● **Goal**: Below is a block of records. Copy every line in it that contains the word "integrand".

-*-*-

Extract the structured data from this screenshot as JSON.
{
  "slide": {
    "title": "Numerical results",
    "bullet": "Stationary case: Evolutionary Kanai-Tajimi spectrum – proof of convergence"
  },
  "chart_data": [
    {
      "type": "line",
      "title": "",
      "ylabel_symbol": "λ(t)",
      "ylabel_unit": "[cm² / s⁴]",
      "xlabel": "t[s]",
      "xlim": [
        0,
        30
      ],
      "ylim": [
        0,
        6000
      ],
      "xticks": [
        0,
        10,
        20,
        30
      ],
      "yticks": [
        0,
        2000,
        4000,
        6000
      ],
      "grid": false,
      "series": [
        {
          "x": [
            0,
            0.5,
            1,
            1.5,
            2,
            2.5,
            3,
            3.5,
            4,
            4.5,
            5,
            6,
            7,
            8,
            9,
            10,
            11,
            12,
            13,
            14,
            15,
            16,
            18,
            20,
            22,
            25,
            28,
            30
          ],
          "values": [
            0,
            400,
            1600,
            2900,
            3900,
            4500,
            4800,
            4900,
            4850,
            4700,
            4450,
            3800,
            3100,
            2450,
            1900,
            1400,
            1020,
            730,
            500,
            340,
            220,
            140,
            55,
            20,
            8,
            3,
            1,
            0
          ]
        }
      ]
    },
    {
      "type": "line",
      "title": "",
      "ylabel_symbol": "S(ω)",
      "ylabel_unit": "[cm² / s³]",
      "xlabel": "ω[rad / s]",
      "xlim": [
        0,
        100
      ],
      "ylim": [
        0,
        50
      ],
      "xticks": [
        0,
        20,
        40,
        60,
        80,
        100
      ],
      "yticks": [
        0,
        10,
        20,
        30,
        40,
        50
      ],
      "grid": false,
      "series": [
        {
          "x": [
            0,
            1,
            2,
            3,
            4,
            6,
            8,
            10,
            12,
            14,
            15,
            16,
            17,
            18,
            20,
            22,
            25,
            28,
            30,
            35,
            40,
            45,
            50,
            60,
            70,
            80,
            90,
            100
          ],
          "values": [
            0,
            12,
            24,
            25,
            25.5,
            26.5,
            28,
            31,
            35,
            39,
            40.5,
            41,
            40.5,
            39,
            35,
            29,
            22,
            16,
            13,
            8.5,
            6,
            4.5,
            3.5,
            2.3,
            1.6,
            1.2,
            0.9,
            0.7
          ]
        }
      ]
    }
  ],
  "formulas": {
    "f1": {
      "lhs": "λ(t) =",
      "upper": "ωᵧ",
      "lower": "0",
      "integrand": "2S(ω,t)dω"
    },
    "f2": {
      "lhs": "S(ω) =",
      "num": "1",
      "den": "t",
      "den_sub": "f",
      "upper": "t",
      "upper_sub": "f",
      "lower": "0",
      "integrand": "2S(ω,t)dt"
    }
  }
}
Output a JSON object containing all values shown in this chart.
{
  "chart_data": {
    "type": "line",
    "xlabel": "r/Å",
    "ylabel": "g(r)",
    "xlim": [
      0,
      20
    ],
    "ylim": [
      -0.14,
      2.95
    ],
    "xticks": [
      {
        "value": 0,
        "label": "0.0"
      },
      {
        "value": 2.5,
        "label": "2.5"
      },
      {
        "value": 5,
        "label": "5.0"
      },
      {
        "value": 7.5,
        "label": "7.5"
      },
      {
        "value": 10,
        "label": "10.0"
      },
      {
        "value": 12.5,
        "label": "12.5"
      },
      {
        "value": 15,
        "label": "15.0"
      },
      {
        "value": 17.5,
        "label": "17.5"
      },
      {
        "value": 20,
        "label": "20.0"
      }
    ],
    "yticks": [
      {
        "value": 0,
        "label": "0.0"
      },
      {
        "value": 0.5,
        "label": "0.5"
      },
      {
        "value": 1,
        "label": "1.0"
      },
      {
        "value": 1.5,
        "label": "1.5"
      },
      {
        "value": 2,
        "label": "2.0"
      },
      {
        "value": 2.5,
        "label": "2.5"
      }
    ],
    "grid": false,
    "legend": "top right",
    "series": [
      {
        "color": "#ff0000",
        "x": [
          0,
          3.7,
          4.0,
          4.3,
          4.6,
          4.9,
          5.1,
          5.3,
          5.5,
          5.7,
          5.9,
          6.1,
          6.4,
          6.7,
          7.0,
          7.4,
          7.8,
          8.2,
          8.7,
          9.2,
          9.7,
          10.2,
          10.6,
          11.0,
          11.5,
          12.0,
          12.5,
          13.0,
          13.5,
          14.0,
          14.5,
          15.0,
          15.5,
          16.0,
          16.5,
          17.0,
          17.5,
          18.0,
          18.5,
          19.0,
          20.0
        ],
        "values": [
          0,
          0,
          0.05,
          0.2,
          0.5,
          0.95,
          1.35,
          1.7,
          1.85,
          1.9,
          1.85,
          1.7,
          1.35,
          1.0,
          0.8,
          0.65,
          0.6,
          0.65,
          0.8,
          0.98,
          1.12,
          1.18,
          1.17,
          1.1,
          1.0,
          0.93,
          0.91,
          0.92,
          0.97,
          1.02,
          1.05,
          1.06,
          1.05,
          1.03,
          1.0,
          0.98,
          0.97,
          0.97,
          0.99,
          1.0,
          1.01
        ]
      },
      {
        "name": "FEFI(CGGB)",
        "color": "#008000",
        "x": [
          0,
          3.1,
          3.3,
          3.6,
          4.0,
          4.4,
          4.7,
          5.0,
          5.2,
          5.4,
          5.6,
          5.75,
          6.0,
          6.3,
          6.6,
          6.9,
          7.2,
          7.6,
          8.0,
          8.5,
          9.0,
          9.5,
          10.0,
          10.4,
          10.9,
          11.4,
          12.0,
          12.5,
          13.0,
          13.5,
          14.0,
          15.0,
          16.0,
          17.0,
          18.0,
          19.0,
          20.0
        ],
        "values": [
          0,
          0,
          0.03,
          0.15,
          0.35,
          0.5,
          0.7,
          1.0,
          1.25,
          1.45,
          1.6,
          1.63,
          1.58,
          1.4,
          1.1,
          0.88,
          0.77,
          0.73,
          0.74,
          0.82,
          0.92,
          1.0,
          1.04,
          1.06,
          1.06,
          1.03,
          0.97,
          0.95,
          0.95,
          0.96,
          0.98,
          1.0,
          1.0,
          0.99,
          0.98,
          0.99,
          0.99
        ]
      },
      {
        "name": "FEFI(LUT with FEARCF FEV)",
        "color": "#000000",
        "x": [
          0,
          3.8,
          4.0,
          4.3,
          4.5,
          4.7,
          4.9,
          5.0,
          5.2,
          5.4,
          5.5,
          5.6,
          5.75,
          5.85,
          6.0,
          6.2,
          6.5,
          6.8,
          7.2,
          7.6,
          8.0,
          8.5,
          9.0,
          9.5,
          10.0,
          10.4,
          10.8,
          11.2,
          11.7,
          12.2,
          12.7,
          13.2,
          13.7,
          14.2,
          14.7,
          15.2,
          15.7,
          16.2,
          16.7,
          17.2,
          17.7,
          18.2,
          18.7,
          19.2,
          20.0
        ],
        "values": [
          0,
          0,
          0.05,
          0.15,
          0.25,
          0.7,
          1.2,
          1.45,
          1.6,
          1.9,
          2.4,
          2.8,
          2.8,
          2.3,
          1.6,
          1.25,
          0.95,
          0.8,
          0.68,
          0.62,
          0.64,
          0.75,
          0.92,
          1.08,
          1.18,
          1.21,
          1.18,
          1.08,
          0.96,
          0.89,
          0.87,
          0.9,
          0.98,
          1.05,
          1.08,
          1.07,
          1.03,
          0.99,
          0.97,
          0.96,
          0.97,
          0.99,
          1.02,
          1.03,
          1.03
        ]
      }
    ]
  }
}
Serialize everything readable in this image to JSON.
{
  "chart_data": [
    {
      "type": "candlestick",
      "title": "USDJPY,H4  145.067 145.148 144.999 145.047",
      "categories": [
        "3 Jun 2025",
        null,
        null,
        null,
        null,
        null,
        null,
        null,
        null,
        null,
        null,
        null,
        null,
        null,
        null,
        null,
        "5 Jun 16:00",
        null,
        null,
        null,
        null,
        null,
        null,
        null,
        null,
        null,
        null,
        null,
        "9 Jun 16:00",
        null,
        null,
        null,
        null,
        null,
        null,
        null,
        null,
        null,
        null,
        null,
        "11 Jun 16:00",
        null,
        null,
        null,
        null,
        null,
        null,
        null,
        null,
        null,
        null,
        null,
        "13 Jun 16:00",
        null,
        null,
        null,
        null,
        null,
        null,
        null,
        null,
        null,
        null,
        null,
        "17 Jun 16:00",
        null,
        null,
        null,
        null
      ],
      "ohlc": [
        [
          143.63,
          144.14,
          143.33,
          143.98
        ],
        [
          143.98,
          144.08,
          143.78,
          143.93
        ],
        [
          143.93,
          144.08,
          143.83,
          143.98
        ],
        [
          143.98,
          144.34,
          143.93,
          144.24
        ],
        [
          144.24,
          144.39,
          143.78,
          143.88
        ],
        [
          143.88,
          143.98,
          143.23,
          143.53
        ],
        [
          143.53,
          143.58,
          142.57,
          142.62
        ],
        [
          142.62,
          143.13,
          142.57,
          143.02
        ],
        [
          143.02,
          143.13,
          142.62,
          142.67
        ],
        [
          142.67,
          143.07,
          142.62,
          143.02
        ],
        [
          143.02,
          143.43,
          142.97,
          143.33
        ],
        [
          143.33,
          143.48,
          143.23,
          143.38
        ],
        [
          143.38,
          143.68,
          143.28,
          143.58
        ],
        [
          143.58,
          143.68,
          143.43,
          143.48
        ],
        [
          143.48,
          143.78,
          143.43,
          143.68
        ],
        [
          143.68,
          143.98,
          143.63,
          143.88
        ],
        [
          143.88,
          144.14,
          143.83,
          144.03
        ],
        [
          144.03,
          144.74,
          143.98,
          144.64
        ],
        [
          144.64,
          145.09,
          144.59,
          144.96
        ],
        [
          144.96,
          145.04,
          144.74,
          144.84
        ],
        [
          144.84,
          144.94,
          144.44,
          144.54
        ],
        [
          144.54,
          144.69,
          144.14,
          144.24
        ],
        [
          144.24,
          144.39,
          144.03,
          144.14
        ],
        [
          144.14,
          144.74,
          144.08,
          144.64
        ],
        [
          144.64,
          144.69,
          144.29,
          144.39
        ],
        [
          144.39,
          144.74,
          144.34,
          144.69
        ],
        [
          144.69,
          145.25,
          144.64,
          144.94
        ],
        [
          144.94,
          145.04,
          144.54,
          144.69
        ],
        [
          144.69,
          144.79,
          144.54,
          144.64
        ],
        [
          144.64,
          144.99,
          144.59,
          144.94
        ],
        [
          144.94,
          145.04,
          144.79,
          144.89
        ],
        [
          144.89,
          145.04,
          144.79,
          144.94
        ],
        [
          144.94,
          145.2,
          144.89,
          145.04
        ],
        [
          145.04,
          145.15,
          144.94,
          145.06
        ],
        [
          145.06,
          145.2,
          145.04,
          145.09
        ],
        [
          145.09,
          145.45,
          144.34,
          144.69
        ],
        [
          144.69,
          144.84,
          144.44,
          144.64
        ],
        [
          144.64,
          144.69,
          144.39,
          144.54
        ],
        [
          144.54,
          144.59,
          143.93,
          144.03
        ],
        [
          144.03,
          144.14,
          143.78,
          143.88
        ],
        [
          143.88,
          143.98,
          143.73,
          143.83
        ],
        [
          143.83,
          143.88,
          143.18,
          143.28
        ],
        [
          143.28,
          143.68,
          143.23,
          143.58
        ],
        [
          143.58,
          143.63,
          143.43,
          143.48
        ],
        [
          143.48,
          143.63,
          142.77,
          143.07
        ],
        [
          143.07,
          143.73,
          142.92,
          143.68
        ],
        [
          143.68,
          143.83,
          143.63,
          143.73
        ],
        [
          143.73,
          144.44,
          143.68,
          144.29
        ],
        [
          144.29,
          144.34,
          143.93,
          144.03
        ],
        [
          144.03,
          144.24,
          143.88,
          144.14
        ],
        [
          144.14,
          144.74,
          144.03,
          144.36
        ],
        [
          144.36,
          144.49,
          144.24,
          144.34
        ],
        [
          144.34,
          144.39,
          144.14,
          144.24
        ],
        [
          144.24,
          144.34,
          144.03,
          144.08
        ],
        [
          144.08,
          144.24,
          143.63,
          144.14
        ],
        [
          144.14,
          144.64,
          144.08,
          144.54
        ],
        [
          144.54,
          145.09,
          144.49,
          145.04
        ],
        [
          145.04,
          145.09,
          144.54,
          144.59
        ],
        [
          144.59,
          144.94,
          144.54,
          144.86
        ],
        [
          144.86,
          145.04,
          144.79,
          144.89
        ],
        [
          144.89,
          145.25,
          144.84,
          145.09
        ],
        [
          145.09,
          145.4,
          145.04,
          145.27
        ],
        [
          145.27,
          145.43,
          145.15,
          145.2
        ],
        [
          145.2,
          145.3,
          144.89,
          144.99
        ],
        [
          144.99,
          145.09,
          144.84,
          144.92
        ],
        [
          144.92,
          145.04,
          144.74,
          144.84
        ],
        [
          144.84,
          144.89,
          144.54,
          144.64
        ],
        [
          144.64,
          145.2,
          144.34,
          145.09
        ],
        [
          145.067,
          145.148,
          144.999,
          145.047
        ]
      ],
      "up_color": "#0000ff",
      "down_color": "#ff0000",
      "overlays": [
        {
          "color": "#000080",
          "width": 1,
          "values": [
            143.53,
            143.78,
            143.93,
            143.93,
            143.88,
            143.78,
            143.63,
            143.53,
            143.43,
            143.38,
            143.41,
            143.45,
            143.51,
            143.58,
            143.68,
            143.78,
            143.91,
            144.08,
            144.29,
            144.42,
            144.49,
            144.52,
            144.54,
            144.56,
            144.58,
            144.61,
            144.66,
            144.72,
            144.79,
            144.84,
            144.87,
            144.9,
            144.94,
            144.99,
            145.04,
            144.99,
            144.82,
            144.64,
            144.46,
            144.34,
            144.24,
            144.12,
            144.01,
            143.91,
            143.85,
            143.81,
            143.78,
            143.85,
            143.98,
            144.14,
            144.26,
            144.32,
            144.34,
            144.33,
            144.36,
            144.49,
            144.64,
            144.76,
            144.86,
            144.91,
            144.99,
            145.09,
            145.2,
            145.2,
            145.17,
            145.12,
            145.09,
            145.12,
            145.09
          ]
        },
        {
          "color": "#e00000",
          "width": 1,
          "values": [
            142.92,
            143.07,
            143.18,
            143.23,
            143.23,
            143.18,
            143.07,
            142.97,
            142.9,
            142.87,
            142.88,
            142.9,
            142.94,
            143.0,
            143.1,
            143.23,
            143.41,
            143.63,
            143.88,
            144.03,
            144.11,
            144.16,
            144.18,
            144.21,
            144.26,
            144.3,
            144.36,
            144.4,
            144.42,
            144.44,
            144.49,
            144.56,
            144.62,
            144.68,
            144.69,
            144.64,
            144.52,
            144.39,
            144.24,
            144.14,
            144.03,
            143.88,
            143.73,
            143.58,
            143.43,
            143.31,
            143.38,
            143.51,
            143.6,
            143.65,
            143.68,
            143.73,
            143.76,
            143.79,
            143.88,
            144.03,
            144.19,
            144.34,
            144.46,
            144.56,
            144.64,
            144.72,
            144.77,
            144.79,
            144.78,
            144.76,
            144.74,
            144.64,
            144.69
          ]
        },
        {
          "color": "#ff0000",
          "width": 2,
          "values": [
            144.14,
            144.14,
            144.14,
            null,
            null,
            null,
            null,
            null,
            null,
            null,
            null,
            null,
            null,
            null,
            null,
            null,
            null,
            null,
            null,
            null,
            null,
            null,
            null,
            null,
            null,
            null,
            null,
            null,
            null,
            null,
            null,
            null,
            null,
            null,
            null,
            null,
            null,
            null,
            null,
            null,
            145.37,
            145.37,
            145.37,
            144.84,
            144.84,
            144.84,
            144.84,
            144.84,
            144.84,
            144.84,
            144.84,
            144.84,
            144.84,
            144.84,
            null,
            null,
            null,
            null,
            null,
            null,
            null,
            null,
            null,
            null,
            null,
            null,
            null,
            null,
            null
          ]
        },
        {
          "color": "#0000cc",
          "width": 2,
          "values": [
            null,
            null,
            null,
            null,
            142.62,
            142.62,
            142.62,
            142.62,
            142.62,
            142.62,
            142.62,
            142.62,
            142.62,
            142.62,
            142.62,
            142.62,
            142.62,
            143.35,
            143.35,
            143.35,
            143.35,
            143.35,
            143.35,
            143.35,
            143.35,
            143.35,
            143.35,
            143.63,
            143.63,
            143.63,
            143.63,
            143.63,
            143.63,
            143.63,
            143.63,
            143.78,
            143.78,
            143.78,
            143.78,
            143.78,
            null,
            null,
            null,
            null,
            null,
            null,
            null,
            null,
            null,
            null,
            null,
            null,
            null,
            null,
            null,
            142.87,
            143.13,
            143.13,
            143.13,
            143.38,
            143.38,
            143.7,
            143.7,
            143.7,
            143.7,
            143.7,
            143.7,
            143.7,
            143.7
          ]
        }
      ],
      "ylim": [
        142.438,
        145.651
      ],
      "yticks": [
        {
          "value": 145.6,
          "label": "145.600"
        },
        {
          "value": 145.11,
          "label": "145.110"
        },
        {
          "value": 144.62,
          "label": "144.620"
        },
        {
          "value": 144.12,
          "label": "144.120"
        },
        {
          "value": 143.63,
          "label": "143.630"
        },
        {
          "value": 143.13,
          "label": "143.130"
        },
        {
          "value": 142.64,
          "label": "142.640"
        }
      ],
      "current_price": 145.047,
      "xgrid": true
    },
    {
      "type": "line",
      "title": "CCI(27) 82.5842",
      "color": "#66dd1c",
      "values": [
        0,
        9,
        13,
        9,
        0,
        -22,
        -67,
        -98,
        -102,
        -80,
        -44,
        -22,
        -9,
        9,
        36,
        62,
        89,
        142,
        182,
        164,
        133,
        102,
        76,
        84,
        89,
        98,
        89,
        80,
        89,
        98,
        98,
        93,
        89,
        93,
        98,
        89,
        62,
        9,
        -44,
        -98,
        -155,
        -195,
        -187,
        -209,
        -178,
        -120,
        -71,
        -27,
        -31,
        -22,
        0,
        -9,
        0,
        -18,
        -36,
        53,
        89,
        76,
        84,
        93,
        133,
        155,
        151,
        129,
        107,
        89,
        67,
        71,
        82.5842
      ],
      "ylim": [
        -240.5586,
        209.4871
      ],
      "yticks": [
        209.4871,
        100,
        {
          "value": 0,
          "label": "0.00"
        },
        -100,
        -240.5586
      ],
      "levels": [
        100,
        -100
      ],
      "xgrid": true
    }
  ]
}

-*-*-

● **Response to this exercise**:
      "integrand": "2S(ω,t)dω"
      "integrand": "2S(ω,t)dt"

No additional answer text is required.